Reproduce the data below in full and exclude every picture.

_RECORDS FOR THIS EXERCISE_
☆ ☆ ☆
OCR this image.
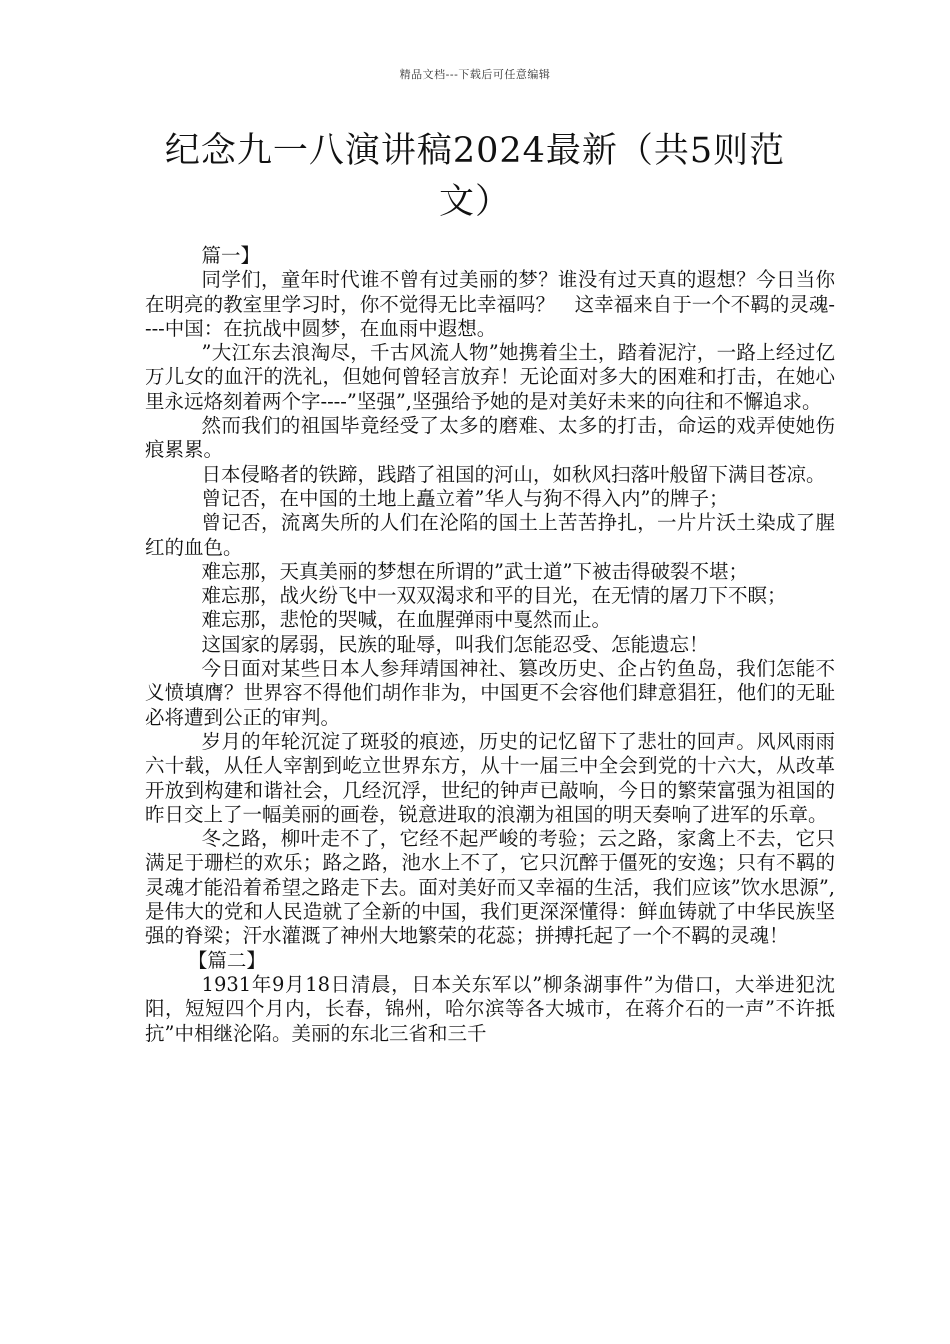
精品文档---下载后可任意编辑
纪念九一八演讲稿2024最新（共5则范文）

篇一】

同学们，童年时代谁不曾有过美丽的梦？谁没有过天真的遐想？今日当你在明亮的教室里学习时，你不觉得无比幸福吗？　这幸福来自于一个不羁的灵魂----中国：在抗战中圆梦，在血雨中遐想。

”大江东去浪淘尽，千古风流人物”她携着尘土，踏着泥泞，一路上经过亿万儿女的血汗的洗礼，但她何曾轻言放弃！无论面对多大的困难和打击，在她心里永远烙刻着两个字----”坚强”,坚强给予她的是对美好未来的向往和不懈追求。

然而我们的祖国毕竟经受了太多的磨难、太多的打击，命运的戏弄使她伤痕累累。

日本侵略者的铁蹄，践踏了祖国的河山，如秋风扫落叶般留下满目苍凉。

曾记否，在中国的土地上矗立着”华人与狗不得入内”的牌子；

曾记否，流离失所的人们在沦陷的国土上苦苦挣扎，一片片沃土染成了腥红的血色。

难忘那，天真美丽的梦想在所谓的”武士道”下被击得破裂不堪；

难忘那，战火纷飞中一双双渴求和平的目光，在无情的屠刀下不瞑；

难忘那，悲怆的哭喊，在血腥弹雨中戛然而止。

这国家的孱弱，民族的耻辱，叫我们怎能忍受、怎能遗忘！

今日面对某些日本人参拜靖国神社、篡改历史、企占钓鱼岛，我们怎能不义愤填膺？世界容不得他们胡作非为，中国更不会容他们肆意猖狂，他们的无耻必将遭到公正的审判。

岁月的年轮沉淀了斑驳的痕迹，历史的记忆留下了悲壮的回声。风风雨雨六十载，从任人宰割到屹立世界东方，从十一届三中全会到党的十六大，从改革开放到构建和谐社会，几经沉浮，世纪的钟声已敲响，今日的繁荣富强为祖国的昨日交上了一幅美丽的画卷，锐意进取的浪潮为祖国的明天奏响了进军的乐章。

冬之路，柳叶走不了，它经不起严峻的考验；云之路，家禽上不去，它只满足于珊栏的欢乐；路之路，池水上不了，它只沉醉于僵死的安逸；只有不羁的灵魂才能沿着希望之路走下去。面对美好而又幸福的生活，我们应该”饮水思源”,是伟大的党和人民造就了全新的中国，我们更深深懂得：鲜血铸就了中华民族坚强的脊梁；汗水灌溉了神州大地繁荣的花蕊；拼搏托起了一个不羁的灵魂！

【篇二】

1931年9月18日清晨，日本关东军以”柳条湖事件”为借口，大举进犯沈阳，短短四个月内，长春，锦州，哈尔滨等各大城市，在蒋介石的一声”不许抵抗”中相继沦陷。美丽的东北三省和三千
☆ ☆ ☆
_TASK OUTPUT_
OCR this image.
精品文档---下载后可任意编辑
纪念九一八演讲稿2024最新（共5则范文）

篇一】

同学们，童年时代谁不曾有过美丽的梦？谁没有过天真的遐想？今日当你在明亮的教室里学习时，你不觉得无比幸福吗？　这幸福来自于一个不羁的灵魂----中国：在抗战中圆梦，在血雨中遐想。

”大江东去浪淘尽，千古风流人物”她携着尘土，踏着泥泞，一路上经过亿万儿女的血汗的洗礼，但她何曾轻言放弃！无论面对多大的困难和打击，在她心里永远烙刻着两个字----”坚强”,坚强给予她的是对美好未来的向往和不懈追求。

然而我们的祖国毕竟经受了太多的磨难、太多的打击，命运的戏弄使她伤痕累累。

日本侵略者的铁蹄，践踏了祖国的河山，如秋风扫落叶般留下满目苍凉。

曾记否，在中国的土地上矗立着”华人与狗不得入内”的牌子；

曾记否，流离失所的人们在沦陷的国土上苦苦挣扎，一片片沃土染成了腥红的血色。

难忘那，天真美丽的梦想在所谓的”武士道”下被击得破裂不堪；

难忘那，战火纷飞中一双双渴求和平的目光，在无情的屠刀下不瞑；

难忘那，悲怆的哭喊，在血腥弹雨中戛然而止。

这国家的孱弱，民族的耻辱，叫我们怎能忍受、怎能遗忘！

今日面对某些日本人参拜靖国神社、篡改历史、企占钓鱼岛，我们怎能不义愤填膺？世界容不得他们胡作非为，中国更不会容他们肆意猖狂，他们的无耻必将遭到公正的审判。

岁月的年轮沉淀了斑驳的痕迹，历史的记忆留下了悲壮的回声。风风雨雨六十载，从任人宰割到屹立世界东方，从十一届三中全会到党的十六大，从改革开放到构建和谐社会，几经沉浮，世纪的钟声已敲响，今日的繁荣富强为祖国的昨日交上了一幅美丽的画卷，锐意进取的浪潮为祖国的明天奏响了进军的乐章。

冬之路，柳叶走不了，它经不起严峻的考验；云之路，家禽上不去，它只满足于珊栏的欢乐；路之路，池水上不了，它只沉醉于僵死的安逸；只有不羁的灵魂才能沿着希望之路走下去。面对美好而又幸福的生活，我们应该”饮水思源”,是伟大的党和人民造就了全新的中国，我们更深深懂得：鲜血铸就了中华民族坚强的脊梁；汗水灌溉了神州大地繁荣的花蕊；拼搏托起了一个不羁的灵魂！

【篇二】

1931年9月18日清晨，日本关东军以”柳条湖事件”为借口，大举进犯沈阳，短短四个月内，长春，锦州，哈尔滨等各大城市，在蒋介石的一声”不许抵抗”中相继沦陷。美丽的东北三省和三千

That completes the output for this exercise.